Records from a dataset
** Begin **
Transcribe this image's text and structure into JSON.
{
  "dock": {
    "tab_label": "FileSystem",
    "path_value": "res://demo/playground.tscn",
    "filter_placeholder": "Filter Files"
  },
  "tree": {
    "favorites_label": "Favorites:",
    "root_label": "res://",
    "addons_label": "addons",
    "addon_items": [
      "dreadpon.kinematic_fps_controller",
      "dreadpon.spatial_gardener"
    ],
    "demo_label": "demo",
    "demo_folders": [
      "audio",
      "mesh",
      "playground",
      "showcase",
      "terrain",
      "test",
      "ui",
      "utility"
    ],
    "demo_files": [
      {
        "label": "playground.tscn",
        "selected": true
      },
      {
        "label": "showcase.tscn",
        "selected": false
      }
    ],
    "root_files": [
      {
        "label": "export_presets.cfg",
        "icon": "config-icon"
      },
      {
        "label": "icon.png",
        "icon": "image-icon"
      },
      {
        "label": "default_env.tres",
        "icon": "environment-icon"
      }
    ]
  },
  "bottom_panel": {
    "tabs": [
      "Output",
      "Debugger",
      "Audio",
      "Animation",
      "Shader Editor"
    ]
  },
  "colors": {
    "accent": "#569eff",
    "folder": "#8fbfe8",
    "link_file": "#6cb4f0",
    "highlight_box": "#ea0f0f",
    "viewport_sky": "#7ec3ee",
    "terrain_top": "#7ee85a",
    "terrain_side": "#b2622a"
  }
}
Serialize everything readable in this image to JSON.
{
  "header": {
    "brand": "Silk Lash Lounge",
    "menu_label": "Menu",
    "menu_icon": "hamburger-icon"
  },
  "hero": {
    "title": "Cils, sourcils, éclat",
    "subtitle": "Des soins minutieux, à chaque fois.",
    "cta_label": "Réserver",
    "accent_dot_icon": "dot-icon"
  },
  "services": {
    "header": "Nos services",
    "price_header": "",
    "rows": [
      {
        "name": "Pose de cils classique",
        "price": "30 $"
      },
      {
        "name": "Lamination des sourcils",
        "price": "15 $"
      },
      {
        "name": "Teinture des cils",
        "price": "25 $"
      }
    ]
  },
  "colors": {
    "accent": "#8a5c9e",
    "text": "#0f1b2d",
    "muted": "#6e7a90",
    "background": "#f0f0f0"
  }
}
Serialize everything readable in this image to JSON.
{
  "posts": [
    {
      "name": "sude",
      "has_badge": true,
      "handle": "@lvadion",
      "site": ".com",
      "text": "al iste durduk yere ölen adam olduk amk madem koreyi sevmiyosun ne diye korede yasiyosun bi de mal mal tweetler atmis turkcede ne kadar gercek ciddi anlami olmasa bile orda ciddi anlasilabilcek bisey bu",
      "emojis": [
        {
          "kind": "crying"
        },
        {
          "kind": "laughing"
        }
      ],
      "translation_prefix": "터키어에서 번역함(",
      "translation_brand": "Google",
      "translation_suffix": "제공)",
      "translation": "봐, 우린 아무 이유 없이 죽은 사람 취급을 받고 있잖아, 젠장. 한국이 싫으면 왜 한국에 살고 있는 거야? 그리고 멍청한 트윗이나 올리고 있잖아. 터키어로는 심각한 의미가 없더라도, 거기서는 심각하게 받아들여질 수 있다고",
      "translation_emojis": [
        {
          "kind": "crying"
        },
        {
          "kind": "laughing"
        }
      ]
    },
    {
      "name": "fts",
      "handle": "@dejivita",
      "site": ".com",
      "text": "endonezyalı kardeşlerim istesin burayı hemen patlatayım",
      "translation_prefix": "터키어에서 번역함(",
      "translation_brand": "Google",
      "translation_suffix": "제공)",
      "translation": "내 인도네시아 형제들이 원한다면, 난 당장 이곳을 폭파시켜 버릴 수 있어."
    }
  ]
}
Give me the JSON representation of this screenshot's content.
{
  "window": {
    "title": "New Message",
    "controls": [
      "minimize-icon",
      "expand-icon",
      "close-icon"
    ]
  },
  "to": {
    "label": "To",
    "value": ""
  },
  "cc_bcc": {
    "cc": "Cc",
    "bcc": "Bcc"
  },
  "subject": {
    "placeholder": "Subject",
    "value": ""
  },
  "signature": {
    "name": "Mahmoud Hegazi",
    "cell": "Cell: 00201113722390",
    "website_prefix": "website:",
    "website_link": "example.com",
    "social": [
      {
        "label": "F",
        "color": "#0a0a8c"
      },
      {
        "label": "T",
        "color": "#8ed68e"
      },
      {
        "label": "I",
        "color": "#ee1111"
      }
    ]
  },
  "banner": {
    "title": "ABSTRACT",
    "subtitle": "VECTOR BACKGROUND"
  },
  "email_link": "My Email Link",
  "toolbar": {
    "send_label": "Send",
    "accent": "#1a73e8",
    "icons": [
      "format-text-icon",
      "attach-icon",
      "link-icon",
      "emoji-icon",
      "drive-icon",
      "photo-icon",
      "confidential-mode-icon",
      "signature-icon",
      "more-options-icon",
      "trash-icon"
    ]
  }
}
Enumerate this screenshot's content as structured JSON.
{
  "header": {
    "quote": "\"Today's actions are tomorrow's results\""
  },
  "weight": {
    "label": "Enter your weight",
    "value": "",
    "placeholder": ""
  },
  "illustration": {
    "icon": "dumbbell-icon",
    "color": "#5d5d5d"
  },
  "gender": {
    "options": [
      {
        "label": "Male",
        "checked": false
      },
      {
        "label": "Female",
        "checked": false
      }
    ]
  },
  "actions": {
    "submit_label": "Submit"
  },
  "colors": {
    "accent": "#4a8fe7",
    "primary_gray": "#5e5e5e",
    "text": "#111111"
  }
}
** End **
== WORK INSTRUCTIONS ==
Say how many lines of the data include the string "dreadpon". Nothing other than the number should be given.

== CORRECT RESPONSE ==
2